--- Challenge ---
Review the material line by line. Identify and copy every line that contains the string "import".

Data entries
......

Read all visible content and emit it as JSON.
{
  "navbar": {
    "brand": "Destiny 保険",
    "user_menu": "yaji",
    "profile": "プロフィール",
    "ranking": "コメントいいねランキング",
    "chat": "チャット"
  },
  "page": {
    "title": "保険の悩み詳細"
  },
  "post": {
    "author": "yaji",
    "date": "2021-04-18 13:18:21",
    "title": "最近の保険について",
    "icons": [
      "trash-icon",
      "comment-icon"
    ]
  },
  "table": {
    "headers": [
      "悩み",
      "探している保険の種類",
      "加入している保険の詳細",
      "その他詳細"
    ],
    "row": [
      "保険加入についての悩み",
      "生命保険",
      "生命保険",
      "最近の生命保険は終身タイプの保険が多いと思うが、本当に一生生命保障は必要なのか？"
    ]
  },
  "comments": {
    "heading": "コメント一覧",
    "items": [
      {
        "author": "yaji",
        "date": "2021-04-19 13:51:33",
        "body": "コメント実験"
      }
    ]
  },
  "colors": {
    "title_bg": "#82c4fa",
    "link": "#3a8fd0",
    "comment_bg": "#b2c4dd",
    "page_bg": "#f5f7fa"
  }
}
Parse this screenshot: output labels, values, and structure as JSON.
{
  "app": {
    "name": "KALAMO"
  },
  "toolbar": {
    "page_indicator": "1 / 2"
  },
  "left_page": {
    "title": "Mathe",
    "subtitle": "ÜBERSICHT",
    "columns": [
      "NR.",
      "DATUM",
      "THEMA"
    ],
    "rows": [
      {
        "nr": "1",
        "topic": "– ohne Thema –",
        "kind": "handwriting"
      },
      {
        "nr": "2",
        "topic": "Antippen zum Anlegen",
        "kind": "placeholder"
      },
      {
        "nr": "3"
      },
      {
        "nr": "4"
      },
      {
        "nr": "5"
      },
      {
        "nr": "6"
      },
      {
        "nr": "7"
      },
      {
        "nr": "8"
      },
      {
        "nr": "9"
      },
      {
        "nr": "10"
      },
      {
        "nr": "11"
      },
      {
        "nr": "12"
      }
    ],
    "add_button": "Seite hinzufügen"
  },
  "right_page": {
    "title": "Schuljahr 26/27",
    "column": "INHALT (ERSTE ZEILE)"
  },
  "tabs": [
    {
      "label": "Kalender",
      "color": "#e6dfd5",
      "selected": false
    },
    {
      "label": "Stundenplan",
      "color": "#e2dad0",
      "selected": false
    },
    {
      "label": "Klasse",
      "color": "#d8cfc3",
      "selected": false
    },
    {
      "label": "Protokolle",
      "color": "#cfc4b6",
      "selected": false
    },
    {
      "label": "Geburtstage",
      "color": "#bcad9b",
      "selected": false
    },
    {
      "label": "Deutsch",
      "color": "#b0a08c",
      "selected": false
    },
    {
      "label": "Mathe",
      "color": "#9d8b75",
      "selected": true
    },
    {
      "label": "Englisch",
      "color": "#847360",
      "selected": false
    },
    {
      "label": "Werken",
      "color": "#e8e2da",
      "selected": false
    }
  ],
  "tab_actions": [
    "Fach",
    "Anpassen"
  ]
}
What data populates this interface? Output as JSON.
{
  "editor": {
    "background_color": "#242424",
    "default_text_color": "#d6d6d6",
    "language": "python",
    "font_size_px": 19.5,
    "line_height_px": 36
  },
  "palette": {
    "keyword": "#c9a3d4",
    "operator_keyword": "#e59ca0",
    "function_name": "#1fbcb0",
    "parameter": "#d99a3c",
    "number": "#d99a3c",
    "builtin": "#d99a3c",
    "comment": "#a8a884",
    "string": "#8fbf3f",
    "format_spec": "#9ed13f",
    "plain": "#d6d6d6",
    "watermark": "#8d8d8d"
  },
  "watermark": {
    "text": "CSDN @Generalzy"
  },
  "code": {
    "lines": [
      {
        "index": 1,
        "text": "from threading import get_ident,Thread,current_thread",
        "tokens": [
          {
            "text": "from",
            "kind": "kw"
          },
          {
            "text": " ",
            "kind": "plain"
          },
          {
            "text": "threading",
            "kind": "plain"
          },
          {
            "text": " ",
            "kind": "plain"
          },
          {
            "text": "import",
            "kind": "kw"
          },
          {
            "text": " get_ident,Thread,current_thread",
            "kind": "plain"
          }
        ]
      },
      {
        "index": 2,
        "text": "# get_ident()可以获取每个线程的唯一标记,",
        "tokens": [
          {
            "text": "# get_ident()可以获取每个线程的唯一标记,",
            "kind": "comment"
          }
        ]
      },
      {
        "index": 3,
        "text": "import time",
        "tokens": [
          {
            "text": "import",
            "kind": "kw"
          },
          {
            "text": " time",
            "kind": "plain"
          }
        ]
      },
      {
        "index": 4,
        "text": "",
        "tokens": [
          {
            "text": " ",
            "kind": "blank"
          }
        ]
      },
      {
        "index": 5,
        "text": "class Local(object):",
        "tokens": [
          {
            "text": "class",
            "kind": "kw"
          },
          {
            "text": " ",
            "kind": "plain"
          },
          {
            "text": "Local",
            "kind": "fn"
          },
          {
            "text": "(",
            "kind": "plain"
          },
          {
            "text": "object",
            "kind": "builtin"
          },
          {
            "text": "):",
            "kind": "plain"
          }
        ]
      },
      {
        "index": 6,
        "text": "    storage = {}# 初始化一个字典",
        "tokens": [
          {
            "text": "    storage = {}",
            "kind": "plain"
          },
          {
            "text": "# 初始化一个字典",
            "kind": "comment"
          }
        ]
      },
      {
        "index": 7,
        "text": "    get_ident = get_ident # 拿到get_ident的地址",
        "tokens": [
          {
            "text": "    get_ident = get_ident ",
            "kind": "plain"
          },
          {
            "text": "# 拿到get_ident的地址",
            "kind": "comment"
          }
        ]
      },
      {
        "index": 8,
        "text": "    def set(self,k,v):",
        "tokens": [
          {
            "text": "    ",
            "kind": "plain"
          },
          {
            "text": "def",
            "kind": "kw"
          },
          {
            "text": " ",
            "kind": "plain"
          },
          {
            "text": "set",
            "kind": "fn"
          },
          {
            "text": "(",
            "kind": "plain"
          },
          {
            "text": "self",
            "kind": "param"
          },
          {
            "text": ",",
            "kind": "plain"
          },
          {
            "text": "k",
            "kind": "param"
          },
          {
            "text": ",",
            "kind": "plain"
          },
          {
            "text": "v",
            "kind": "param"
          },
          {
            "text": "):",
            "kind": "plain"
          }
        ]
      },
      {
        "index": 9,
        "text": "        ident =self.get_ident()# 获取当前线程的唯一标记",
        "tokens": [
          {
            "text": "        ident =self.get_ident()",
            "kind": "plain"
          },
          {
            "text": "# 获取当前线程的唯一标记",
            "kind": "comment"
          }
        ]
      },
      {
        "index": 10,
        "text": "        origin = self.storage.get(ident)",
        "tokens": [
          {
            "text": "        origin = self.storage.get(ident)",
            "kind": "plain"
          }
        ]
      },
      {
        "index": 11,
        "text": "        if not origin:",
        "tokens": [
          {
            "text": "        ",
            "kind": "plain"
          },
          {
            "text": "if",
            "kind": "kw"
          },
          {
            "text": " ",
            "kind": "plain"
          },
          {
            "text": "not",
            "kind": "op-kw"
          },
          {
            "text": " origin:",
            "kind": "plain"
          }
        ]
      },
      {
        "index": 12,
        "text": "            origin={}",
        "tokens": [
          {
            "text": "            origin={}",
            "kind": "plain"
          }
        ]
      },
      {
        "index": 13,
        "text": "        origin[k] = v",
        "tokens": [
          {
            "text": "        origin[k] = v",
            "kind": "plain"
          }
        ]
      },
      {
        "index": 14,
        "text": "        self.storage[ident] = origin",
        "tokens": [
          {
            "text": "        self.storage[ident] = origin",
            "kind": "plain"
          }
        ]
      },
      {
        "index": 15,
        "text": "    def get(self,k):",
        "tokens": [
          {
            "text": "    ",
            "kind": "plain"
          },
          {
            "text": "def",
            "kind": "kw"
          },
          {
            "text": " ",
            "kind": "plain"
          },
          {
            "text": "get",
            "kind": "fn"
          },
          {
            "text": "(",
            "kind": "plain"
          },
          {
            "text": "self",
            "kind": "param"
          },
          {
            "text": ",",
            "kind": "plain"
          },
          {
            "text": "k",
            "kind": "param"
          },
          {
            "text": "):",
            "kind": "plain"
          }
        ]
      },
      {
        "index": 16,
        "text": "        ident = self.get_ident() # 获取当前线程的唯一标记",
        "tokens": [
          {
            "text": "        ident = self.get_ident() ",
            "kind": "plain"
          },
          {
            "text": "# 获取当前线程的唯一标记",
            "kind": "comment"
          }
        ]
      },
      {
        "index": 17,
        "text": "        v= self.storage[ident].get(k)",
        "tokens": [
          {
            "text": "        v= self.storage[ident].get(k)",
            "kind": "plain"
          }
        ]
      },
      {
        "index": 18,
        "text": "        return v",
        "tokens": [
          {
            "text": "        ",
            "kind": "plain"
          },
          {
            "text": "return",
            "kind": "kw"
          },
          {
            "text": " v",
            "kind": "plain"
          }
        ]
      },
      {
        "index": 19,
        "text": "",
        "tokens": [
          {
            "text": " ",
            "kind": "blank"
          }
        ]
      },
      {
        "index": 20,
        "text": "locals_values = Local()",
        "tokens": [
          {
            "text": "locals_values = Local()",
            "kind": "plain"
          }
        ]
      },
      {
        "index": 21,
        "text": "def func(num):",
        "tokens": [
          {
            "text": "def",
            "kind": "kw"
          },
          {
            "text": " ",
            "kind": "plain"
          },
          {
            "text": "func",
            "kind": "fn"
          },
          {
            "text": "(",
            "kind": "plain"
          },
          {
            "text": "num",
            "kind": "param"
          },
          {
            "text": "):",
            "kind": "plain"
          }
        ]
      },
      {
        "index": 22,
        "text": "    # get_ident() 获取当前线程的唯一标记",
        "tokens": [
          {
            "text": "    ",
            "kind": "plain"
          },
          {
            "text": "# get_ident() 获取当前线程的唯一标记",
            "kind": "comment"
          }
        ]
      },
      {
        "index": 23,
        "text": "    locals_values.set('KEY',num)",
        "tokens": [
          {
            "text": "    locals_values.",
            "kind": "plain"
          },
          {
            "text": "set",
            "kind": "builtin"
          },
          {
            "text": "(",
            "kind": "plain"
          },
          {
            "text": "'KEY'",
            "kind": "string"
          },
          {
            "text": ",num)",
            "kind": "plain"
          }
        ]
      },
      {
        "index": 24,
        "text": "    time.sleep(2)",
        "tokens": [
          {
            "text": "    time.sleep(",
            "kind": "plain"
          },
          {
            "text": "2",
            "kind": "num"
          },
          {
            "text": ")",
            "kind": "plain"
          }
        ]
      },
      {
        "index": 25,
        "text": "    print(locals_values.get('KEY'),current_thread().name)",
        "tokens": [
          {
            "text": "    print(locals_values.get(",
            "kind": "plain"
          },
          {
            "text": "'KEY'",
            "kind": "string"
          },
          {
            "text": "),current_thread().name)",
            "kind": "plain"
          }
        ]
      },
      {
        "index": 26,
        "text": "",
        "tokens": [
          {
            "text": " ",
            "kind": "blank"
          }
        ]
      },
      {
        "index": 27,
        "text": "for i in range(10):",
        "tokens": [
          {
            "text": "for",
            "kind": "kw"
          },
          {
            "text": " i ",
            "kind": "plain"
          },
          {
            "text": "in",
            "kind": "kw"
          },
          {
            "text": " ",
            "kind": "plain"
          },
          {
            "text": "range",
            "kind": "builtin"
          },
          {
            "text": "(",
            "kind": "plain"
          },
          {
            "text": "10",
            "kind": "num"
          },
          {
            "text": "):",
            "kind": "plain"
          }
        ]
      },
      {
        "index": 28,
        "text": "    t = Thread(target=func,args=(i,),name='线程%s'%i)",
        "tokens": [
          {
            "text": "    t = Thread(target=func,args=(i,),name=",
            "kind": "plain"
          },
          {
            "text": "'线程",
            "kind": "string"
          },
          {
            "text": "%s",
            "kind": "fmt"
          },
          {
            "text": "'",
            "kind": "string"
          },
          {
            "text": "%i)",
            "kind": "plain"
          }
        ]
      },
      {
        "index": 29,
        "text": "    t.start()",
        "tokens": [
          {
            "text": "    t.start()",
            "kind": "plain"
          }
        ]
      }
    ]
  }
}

......

--- Solution to the problem ---
        "text": "from threading import get_ident,Thread,current_thread",
            "text": "import",
        "text": "import time",
            "text": "import",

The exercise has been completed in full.